Report the count of lines containing the word "adults" in the entries below, and nothing more.

-- Begin Input --

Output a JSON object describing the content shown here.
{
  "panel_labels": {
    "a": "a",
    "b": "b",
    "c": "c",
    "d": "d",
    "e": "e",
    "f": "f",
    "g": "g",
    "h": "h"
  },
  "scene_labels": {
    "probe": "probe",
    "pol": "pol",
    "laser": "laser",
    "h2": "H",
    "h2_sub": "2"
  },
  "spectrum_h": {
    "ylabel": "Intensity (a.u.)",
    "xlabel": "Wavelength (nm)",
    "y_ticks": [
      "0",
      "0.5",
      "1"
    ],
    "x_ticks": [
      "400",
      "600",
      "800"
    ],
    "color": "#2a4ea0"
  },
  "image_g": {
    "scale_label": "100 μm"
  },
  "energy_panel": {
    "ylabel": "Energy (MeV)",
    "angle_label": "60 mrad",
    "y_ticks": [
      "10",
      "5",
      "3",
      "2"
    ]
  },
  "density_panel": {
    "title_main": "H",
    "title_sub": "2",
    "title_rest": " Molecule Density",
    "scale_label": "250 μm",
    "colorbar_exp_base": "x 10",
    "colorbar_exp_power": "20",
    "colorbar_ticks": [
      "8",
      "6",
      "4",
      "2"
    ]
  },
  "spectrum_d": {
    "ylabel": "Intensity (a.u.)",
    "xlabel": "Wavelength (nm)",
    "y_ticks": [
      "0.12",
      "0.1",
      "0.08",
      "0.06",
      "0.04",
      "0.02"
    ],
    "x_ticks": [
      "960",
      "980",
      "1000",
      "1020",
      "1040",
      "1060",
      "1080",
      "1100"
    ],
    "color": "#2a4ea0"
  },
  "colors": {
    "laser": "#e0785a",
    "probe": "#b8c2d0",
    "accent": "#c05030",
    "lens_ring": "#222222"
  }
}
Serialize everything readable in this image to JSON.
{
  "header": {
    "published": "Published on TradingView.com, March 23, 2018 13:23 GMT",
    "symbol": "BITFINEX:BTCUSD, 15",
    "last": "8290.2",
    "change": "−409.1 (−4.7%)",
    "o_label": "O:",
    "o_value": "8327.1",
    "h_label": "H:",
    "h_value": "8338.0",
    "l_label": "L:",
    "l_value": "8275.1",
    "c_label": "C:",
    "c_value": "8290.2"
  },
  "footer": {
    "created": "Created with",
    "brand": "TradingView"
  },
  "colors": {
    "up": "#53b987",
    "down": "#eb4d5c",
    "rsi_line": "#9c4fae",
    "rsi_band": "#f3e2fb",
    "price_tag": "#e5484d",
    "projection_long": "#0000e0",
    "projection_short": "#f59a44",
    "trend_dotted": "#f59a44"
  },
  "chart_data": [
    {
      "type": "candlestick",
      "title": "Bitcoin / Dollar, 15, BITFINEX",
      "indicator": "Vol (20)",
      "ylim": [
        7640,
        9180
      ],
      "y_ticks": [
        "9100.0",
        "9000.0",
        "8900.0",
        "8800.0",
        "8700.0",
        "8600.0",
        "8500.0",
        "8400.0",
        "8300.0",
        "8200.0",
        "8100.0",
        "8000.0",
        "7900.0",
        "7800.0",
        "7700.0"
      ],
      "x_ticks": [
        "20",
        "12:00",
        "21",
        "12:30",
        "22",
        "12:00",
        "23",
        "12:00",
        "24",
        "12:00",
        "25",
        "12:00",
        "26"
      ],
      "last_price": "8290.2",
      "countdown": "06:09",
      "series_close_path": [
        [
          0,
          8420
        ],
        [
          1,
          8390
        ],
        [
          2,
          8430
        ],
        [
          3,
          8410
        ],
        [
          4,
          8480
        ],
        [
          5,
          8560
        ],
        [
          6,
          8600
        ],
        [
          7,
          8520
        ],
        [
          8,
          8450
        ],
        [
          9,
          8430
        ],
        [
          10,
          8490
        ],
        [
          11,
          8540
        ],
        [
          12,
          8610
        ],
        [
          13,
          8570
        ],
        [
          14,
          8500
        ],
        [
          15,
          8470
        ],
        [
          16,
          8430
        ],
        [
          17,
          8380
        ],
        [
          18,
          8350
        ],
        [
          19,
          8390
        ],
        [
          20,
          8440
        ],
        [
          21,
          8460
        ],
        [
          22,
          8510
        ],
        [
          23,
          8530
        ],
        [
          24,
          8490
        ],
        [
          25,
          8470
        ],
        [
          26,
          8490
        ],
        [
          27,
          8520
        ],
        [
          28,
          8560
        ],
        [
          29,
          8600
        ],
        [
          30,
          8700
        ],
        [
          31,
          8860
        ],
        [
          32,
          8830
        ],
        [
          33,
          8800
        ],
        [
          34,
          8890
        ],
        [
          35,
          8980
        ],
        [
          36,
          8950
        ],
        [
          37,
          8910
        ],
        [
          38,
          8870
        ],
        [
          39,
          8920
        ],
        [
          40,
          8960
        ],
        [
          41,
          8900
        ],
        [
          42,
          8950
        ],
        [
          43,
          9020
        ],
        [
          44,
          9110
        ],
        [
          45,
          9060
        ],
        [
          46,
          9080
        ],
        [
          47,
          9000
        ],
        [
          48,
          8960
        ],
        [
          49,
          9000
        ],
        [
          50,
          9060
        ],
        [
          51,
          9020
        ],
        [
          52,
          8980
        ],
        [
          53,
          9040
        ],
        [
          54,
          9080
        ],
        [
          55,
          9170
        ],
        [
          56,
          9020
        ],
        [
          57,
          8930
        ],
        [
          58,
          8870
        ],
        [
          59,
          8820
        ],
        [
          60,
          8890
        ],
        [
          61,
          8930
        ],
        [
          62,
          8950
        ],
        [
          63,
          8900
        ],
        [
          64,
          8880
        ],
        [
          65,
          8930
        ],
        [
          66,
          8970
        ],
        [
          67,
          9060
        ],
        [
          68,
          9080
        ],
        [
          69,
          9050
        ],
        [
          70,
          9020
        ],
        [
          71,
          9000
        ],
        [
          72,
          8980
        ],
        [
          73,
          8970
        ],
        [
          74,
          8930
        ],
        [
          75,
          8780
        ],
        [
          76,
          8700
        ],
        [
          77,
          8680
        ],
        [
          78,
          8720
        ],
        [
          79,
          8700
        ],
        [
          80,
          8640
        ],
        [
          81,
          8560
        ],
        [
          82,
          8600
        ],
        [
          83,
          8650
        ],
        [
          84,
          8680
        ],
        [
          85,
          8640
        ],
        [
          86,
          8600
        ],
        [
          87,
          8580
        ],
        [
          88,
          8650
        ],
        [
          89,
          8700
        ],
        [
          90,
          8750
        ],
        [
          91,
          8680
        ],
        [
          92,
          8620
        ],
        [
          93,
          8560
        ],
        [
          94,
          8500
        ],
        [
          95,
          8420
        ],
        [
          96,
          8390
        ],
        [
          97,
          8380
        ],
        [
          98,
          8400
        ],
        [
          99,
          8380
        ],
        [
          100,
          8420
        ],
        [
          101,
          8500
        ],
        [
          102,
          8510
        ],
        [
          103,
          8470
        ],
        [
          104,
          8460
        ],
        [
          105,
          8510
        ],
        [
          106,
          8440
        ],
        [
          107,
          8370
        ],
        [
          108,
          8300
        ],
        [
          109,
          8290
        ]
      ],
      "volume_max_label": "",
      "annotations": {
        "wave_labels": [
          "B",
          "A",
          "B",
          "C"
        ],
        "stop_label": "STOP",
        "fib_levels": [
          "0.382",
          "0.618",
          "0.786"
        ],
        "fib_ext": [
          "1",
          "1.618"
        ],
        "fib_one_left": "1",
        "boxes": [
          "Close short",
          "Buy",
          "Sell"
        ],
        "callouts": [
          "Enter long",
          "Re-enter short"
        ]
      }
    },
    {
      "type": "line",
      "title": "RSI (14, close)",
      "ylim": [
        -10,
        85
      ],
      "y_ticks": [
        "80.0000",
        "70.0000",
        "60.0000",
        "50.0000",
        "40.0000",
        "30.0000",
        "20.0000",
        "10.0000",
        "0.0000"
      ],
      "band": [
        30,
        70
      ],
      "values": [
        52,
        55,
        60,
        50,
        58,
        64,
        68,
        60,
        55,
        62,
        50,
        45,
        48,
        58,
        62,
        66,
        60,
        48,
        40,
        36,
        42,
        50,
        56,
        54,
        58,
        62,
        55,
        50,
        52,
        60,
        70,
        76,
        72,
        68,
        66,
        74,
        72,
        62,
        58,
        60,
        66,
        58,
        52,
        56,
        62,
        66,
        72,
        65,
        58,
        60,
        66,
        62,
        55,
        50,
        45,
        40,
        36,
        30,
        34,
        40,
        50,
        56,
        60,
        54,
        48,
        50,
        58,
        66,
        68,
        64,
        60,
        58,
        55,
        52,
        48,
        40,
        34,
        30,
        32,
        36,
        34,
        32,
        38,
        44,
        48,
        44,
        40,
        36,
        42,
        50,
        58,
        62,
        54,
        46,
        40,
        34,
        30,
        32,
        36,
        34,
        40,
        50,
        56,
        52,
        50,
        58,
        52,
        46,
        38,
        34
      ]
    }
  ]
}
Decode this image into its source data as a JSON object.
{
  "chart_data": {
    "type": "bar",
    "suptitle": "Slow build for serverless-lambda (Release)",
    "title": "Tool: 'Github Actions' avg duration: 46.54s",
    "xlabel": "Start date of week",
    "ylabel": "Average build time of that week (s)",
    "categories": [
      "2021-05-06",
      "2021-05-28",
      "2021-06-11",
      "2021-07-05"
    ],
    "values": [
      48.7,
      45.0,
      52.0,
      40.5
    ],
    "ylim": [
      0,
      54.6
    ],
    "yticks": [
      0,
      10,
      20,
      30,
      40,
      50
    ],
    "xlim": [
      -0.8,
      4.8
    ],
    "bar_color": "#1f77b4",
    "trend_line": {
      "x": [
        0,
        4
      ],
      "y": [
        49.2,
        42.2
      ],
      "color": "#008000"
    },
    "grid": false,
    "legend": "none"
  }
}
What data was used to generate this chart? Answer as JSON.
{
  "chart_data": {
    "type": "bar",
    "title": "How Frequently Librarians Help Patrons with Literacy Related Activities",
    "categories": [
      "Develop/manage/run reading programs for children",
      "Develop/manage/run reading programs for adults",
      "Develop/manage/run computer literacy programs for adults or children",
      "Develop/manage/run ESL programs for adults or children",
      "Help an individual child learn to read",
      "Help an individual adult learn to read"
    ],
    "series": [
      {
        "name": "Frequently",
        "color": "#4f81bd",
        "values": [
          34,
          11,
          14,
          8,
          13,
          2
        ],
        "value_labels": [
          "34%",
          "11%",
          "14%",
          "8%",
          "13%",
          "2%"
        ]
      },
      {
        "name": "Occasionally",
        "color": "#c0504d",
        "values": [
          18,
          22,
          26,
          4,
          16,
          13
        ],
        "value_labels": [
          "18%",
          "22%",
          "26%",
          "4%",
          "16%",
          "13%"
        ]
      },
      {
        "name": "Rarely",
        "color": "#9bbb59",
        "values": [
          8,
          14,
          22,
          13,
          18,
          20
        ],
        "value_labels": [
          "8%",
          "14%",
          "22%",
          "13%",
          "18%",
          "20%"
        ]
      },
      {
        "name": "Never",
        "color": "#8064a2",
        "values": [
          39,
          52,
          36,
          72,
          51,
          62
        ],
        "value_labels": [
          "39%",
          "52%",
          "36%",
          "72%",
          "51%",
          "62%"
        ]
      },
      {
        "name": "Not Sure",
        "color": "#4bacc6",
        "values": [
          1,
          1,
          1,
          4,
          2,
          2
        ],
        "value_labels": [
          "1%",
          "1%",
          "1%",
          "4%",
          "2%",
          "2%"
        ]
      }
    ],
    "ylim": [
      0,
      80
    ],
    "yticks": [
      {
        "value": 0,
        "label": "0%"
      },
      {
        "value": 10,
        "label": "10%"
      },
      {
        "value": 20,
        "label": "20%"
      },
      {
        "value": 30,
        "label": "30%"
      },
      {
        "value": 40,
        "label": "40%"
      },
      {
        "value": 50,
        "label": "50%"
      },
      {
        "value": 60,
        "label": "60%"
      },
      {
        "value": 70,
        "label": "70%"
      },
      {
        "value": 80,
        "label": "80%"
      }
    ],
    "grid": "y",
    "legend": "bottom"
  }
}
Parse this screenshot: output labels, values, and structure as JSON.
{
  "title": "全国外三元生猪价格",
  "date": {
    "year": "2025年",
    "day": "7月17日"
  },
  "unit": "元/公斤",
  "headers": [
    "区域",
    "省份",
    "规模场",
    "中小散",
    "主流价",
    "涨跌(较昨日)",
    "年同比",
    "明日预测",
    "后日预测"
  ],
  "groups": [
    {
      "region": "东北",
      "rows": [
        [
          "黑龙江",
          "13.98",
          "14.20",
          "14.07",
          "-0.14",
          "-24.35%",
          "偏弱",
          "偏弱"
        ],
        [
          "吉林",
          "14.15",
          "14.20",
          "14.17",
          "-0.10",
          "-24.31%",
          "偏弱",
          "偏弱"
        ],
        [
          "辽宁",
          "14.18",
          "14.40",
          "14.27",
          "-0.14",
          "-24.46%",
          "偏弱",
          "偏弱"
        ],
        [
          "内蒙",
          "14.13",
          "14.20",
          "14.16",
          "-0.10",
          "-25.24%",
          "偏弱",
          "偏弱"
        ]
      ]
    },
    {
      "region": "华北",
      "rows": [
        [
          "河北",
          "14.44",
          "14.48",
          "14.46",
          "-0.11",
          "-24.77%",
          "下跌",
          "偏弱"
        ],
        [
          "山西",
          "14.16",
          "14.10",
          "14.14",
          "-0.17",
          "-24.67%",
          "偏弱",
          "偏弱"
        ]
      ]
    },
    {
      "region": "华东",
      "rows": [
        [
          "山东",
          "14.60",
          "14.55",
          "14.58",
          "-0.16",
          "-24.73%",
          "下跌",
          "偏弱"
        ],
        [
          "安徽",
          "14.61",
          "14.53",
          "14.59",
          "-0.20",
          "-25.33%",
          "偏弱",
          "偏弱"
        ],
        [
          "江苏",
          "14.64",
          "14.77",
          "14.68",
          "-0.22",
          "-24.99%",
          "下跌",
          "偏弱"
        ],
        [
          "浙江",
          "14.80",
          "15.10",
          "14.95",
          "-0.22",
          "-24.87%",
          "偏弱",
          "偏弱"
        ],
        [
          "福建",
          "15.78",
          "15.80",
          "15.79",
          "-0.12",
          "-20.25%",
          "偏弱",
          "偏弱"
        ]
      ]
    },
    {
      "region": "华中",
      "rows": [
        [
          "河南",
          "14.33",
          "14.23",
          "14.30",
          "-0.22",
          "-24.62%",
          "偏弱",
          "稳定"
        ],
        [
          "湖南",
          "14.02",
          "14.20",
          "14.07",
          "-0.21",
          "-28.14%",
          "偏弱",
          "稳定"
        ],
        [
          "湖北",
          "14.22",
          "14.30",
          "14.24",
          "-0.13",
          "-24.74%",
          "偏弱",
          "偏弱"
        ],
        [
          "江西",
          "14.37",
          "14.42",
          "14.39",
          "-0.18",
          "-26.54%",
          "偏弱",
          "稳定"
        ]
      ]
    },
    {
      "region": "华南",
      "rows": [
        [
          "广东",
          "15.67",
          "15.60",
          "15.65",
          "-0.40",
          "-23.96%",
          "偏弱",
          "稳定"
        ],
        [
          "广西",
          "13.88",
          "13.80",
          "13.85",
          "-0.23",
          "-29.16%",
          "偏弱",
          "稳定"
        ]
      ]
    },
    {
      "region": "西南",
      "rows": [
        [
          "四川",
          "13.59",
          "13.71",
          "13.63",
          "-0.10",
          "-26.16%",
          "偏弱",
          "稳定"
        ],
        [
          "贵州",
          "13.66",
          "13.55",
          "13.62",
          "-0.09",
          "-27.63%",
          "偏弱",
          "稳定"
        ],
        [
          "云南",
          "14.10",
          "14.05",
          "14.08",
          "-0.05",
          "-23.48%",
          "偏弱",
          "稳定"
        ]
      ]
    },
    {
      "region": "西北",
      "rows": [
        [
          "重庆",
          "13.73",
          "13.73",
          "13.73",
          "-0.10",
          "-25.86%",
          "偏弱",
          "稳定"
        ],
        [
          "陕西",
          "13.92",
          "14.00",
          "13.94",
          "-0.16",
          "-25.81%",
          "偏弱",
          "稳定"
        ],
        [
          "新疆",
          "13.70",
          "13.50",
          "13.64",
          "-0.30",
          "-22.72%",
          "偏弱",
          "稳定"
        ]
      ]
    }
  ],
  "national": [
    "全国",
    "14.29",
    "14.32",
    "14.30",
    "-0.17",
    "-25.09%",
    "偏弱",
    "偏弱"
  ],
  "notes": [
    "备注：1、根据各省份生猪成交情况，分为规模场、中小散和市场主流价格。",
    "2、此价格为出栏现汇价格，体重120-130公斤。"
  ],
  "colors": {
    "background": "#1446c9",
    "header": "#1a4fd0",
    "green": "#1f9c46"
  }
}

-- End Input --

■ **Answer to this exercise**
3